> What the task requires:
Filter for the word "marker" and keep each matching line.

[Figure record listings]
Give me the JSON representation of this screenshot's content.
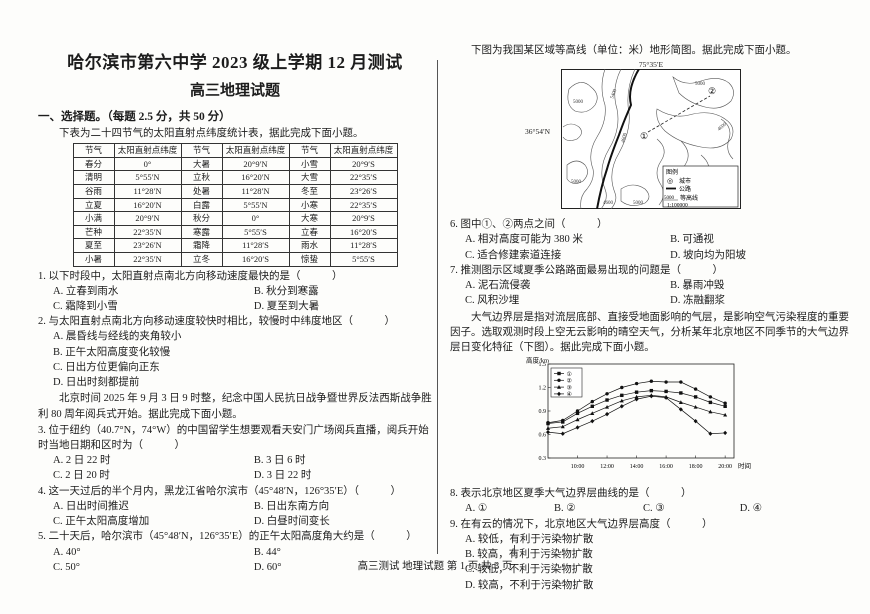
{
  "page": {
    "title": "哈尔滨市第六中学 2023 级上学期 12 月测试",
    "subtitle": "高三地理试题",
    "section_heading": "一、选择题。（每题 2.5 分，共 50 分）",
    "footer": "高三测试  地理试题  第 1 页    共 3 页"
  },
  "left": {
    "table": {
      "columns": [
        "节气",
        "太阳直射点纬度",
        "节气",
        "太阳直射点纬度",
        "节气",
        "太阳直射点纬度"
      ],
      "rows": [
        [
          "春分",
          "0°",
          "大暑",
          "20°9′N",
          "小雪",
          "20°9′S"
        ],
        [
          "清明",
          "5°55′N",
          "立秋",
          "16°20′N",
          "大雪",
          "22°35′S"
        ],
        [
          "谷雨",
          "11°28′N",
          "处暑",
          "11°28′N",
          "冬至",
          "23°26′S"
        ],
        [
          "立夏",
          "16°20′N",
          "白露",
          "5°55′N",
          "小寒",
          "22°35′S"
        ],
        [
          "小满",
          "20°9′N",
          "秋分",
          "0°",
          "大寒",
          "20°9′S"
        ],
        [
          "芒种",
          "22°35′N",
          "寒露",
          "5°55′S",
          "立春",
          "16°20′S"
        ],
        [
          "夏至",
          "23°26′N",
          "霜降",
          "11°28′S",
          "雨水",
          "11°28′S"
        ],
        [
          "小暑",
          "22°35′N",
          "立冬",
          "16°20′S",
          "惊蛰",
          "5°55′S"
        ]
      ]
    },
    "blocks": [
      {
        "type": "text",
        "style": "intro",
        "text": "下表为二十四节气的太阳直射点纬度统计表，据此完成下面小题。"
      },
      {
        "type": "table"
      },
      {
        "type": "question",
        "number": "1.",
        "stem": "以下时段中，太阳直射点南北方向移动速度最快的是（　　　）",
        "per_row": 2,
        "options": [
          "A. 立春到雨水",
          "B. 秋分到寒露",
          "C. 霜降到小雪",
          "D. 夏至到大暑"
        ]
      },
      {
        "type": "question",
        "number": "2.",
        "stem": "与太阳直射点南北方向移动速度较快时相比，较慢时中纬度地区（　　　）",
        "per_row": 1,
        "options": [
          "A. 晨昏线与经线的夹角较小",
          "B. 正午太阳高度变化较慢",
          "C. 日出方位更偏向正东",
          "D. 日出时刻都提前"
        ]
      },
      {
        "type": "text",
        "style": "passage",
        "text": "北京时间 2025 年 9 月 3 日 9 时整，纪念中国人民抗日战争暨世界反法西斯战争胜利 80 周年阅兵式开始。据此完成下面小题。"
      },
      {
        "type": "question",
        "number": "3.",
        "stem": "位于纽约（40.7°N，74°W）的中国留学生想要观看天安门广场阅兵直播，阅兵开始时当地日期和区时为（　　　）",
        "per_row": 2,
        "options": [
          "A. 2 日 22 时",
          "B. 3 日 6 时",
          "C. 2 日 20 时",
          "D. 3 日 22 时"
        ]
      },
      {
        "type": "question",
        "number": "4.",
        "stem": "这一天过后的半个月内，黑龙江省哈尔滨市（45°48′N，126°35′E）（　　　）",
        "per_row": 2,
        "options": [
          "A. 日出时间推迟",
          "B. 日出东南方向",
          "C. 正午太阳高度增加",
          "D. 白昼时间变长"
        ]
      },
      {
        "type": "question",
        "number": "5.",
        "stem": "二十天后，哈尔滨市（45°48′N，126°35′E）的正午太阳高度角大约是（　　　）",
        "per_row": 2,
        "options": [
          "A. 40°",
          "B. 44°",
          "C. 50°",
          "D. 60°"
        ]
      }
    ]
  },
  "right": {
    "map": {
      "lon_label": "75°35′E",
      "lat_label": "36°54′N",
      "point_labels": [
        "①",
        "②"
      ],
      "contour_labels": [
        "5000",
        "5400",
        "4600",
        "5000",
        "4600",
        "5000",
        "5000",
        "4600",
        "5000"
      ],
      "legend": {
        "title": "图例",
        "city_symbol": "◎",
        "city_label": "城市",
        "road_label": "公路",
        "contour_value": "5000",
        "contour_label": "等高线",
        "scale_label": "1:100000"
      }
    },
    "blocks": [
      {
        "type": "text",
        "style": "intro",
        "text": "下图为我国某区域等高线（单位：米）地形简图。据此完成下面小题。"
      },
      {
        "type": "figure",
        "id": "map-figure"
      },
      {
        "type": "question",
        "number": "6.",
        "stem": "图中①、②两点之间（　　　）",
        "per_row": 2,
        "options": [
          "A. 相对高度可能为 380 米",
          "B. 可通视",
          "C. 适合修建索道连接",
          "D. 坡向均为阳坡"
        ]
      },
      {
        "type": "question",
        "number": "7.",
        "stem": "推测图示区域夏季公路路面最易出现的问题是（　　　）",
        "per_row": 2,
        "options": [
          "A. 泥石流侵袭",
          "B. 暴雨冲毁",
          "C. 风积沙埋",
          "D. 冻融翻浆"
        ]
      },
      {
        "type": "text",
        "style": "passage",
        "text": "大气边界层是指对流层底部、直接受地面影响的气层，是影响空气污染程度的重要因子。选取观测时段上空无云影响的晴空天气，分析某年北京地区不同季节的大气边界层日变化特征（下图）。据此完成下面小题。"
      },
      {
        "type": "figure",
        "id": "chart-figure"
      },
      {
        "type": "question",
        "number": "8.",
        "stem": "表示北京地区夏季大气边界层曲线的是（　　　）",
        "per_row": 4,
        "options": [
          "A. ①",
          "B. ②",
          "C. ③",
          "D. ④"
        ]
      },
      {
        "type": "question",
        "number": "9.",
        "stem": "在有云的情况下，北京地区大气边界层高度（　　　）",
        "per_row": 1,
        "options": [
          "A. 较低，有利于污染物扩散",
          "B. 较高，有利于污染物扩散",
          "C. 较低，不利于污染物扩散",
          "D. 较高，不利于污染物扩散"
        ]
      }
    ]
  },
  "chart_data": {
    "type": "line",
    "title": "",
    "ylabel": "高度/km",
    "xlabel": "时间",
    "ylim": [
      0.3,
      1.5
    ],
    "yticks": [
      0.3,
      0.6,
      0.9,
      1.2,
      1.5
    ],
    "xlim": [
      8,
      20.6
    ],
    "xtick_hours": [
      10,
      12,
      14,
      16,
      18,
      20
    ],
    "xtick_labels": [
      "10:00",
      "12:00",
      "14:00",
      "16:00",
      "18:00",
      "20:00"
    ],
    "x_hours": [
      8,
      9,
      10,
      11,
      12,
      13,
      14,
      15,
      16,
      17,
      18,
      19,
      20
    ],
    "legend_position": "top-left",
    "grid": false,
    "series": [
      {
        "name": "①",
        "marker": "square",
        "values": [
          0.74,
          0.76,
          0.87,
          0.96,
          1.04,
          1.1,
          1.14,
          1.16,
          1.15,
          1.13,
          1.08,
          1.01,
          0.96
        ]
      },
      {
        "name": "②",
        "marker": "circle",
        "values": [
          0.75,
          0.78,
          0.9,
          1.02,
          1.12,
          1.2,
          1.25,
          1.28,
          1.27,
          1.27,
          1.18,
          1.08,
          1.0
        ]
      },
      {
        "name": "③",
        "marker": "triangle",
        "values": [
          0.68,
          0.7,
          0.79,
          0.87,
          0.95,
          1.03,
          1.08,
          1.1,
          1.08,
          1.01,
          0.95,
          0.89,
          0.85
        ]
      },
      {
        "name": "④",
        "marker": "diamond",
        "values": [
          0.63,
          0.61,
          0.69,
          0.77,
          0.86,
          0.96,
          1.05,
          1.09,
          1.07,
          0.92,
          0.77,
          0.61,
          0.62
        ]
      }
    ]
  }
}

> Correct result:
        "marker": "square",
        "marker": "circle",
        "marker": "triangle",
        "marker": "diamond",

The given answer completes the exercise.